## START GIVEN DATA

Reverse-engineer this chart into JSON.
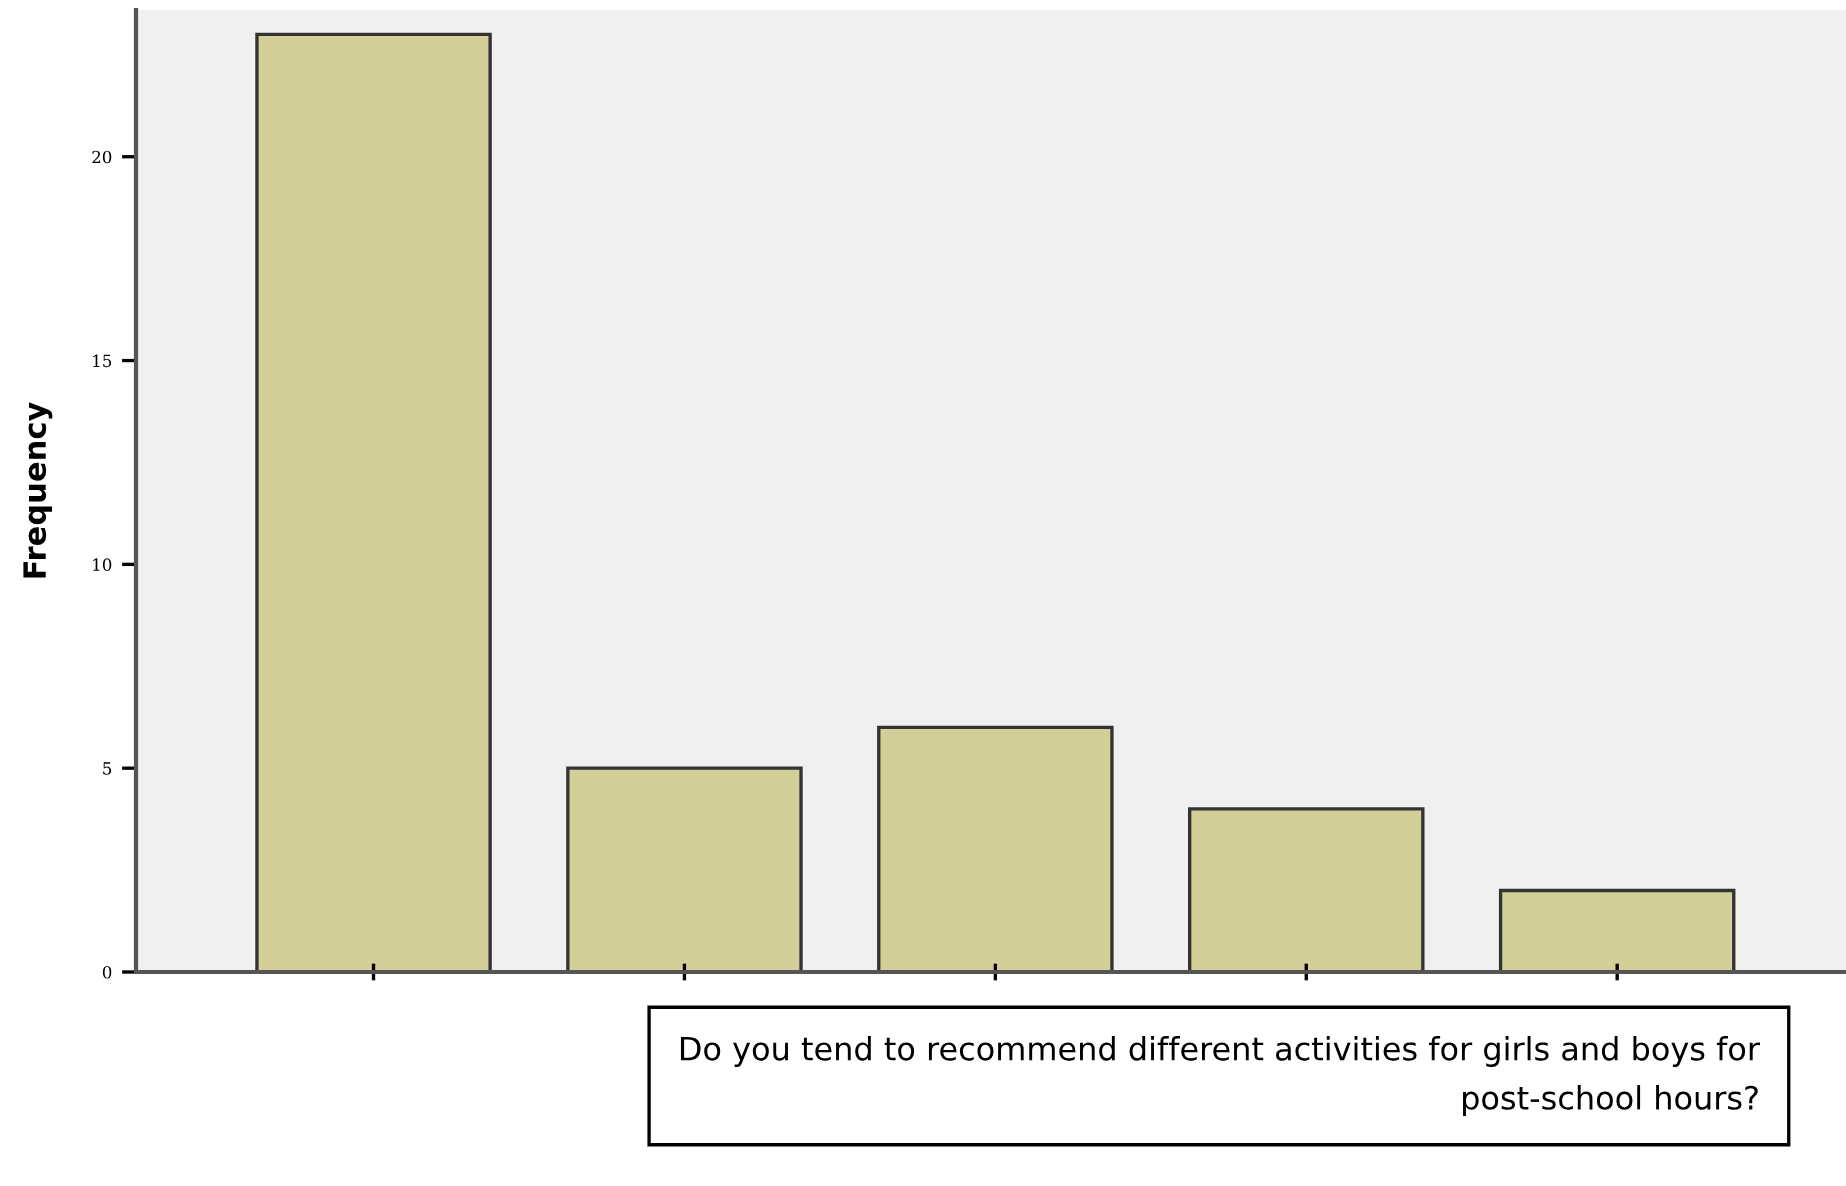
{
  "chart_data": {
    "type": "bar",
    "categories": [
      null,
      null,
      null,
      null,
      null
    ],
    "values": [
      23,
      5,
      6,
      4,
      2
    ],
    "color": "#d3cf98",
    "ylabel": "Frequency",
    "xlabel": "Do you tend to recommend different activities for girls and boys for\npost-school hours?",
    "ylim": [
      0,
      23.6
    ],
    "yticks": [
      0,
      5,
      10,
      15,
      20
    ],
    "grid": false,
    "legend": false
  }
}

## END GIVEN DATA

GOAL OF THE EXERCISE: Restate the full listing verbatim and drop every picture.

SOLVED PROBLEM:
Reverse-engineer this chart into JSON.
{
  "chart_data": {
    "type": "bar",
    "categories": [
      null,
      null,
      null,
      null,
      null
    ],
    "values": [
      23,
      5,
      6,
      4,
      2
    ],
    "color": "#d3cf98",
    "ylabel": "Frequency",
    "xlabel": "Do you tend to recommend different activities for girls and boys for\npost-school hours?",
    "ylim": [
      0,
      23.6
    ],
    "yticks": [
      0,
      5,
      10,
      15,
      20
    ],
    "grid": false,
    "legend": false
  }
}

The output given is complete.